Gather the lines below that include the string "icon", copying each in full.

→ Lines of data
* begin *

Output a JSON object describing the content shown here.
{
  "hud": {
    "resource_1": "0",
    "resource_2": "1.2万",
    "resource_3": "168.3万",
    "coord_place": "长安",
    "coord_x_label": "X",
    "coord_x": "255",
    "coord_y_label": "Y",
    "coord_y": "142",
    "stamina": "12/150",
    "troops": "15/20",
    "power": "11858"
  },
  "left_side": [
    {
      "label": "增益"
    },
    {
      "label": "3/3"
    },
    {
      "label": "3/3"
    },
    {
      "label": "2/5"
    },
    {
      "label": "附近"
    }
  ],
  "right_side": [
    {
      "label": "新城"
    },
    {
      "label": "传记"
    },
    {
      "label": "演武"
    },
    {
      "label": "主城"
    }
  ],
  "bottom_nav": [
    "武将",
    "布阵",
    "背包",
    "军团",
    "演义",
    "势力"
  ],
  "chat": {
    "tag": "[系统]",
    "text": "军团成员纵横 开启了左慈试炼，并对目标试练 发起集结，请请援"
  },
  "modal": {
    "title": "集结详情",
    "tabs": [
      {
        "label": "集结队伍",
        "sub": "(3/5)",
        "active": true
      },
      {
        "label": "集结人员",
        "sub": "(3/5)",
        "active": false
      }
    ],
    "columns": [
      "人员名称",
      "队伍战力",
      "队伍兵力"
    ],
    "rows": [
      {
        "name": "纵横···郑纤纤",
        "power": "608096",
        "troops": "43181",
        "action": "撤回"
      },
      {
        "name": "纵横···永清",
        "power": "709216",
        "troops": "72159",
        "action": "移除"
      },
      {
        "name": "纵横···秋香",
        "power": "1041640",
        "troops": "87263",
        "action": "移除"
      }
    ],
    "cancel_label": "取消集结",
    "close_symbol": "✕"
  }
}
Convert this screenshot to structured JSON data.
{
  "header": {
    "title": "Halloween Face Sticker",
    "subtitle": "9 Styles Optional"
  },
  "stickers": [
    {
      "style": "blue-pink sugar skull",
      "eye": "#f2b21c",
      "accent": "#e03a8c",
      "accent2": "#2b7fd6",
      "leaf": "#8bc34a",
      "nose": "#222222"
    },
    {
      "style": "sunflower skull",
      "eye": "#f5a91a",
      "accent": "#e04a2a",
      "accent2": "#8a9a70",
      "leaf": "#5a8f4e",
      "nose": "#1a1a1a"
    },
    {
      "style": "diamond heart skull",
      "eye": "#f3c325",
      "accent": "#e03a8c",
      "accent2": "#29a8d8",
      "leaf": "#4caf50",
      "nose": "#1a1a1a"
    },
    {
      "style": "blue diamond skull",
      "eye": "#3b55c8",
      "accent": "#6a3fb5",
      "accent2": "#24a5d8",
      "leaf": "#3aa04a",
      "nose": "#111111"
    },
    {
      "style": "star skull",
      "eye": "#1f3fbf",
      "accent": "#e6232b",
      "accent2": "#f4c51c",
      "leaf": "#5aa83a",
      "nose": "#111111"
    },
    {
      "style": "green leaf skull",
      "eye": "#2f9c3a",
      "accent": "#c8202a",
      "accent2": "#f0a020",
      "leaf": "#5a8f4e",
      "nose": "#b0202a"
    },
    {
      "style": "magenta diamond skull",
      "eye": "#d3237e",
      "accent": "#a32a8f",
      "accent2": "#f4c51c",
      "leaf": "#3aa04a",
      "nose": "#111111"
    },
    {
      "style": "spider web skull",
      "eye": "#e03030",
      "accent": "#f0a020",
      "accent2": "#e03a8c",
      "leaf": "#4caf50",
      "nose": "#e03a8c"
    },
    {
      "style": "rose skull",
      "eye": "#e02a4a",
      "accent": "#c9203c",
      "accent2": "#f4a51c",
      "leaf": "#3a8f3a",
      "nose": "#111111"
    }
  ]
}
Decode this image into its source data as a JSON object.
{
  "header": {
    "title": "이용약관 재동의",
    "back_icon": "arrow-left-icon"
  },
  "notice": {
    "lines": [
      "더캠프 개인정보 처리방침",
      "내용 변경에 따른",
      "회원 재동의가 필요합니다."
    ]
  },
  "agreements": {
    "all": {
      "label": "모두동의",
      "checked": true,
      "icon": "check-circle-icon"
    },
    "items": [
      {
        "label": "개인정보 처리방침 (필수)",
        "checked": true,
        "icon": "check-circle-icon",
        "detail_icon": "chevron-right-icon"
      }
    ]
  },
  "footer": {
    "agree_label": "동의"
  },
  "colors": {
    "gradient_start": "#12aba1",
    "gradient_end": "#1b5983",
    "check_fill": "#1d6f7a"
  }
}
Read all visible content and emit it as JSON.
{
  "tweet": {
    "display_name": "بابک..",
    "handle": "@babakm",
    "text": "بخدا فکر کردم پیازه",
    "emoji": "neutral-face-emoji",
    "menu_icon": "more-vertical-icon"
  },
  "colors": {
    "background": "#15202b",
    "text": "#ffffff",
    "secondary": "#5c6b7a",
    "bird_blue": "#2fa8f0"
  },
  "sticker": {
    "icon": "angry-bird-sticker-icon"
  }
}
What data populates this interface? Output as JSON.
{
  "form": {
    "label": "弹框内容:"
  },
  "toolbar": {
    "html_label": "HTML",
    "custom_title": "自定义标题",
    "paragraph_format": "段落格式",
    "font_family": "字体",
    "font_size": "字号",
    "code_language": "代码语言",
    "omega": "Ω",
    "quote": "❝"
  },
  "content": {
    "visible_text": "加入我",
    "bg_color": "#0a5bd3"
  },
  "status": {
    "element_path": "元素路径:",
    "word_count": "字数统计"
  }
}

* end *

→ REPLY
    "back_icon": "arrow-left-icon"
      "icon": "check-circle-icon"
        "icon": "check-circle-icon",
        "detail_icon": "chevron-right-icon"
    "menu_icon": "more-vertical-icon"
    "icon": "angry-bird-sticker-icon"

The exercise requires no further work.